━━ PASSAGE PROVIDED ━━
Behind the scenes of Modernism

Mies! Scharoun! Eiermann! The name Otto Bartning may not immediately come to mind to someone compiling a list of the most important German architects of the 20th century. A major exhibition in Berlin shows that this is a mistake.
by Florian Heilmeyer | 5/18/2017

Anyone entering the Akademie der Künste in Berlin will hardly be able to overlook Otto Bartning (1883-1959) anyway. Not that anyone notices: The central, curved road leading from Hansaplatz right through Hansaviertel to S-Bahnhof Bellevue will be walking down Bartningallee. The name was chosen in enduring recognition of Bartning’s central role in the planning for the Interbau 1957, as he certainly did not design a building anywhere round here. That is something he diplomatically left to his far more famous colleagues, for whom he created a clear urban planning framework, however. It is tellingly symbolic that “his” road as the basis for the development leads past buildings designed by the likes of Oscar Niemeyer, Egon Eiermann or van den Broek and Bakema. Bartning was the hidden driver behind things; and also the one who set the task and decided the fundamentals.
━━━
◆ SHORT PROBLEM A:
Using the article on Otto Bartning, decide whether each statement agrees with it. Answer yes or no, and quote the words that settle it.
(i) Bartning designed a building in the Hansaviertel.
(ii) The road named for Bartning runs from Hansaplatz to S-Bahnhof Bellevue.
(iii) Bartning lived from 1883 to 1959.
◆ SHORT PROBLEM B:
Answer these questions from the article on Otto Bartning.
(i) In which city is the major exhibition?
(ii) Who wrote the article?
(iii) In the planning for which event did Bartning play a central role?
━━ MATERIAL ━━
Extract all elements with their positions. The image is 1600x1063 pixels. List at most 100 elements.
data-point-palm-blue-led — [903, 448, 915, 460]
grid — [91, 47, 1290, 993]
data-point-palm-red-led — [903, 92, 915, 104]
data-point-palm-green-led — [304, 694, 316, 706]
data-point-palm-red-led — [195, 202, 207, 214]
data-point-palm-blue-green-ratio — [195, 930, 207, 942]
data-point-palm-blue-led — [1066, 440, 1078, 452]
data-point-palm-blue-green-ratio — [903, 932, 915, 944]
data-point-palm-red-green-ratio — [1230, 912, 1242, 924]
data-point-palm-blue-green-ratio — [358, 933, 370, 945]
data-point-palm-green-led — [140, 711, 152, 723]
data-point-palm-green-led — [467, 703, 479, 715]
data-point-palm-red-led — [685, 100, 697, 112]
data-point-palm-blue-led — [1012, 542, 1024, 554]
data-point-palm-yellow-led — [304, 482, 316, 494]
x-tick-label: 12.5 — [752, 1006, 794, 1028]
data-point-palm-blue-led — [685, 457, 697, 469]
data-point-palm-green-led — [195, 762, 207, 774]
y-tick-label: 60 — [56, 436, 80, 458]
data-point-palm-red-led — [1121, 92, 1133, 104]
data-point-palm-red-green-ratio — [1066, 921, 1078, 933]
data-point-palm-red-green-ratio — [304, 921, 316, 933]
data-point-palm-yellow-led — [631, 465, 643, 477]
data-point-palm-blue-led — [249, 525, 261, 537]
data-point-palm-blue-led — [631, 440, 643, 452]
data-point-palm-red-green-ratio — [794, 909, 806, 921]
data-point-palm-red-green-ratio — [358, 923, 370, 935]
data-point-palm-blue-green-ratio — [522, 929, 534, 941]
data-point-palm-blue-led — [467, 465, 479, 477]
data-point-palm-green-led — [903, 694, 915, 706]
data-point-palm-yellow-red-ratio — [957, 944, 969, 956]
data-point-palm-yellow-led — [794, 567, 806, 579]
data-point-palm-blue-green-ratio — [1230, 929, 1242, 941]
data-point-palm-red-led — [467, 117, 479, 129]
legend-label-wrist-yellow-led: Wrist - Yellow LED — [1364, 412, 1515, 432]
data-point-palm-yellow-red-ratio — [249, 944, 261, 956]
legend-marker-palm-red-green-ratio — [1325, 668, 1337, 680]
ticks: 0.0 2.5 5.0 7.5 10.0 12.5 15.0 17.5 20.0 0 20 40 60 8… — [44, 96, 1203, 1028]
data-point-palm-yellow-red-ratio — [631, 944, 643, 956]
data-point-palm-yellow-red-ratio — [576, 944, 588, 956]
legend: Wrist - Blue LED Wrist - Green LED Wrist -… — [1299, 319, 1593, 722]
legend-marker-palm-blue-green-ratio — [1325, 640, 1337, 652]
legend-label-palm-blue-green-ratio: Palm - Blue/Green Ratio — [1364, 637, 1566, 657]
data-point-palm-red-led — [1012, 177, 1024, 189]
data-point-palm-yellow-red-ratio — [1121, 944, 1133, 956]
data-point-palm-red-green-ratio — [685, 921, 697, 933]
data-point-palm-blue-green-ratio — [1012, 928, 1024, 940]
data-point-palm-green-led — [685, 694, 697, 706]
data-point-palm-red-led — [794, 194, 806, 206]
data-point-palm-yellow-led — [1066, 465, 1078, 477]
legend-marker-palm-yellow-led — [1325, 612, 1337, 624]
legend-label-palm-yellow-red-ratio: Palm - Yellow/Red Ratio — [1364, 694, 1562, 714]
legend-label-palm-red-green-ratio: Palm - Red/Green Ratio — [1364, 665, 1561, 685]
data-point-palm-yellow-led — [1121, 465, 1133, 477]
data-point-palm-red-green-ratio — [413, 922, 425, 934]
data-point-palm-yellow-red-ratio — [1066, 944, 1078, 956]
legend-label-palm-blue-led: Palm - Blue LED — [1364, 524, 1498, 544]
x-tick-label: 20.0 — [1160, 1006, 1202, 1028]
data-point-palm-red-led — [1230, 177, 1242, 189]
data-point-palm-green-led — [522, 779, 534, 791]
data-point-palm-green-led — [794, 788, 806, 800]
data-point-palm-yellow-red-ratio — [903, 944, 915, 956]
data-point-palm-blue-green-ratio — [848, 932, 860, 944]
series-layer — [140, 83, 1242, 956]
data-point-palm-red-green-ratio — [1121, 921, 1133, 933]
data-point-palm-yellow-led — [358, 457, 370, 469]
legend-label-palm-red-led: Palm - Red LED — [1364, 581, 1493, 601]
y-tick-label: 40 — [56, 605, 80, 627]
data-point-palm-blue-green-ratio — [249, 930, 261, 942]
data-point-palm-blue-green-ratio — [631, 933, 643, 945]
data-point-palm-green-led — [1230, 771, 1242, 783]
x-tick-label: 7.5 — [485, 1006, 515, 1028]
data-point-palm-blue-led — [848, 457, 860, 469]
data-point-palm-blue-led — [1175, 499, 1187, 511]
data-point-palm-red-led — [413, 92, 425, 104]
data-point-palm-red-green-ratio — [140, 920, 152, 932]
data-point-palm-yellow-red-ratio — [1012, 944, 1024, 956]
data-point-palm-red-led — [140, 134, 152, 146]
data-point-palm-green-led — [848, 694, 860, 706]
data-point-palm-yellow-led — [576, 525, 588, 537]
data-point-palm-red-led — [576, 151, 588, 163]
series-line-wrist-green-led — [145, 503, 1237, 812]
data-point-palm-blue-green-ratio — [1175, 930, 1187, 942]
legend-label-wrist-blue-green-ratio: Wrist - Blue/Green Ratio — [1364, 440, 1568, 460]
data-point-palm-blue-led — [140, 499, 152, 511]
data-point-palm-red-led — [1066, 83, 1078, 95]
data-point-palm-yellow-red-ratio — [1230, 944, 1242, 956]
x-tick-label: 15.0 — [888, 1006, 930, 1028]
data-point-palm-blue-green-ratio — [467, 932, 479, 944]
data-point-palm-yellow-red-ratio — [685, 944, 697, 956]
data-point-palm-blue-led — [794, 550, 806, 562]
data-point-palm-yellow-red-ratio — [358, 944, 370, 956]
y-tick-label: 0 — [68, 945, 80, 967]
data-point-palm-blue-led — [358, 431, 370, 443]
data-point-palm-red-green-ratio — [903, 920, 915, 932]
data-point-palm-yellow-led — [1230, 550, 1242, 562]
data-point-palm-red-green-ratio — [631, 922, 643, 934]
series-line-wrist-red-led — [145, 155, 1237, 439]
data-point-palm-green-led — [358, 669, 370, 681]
━━━
◆ FINISHED ANSWER A:
(i) No: "he certainly did not design a building anywhere round here."
(ii) Yes: "leading from Hansaplatz right through Hansaviertel to S-Bahnhof Bellevue"
(iii) Yes: "Otto Bartning (1883-1959)"

◆ FINISHED ANSWER B:
(i) Berlin
(ii) Florian Heilmeyer
(iii) The Interbau 1957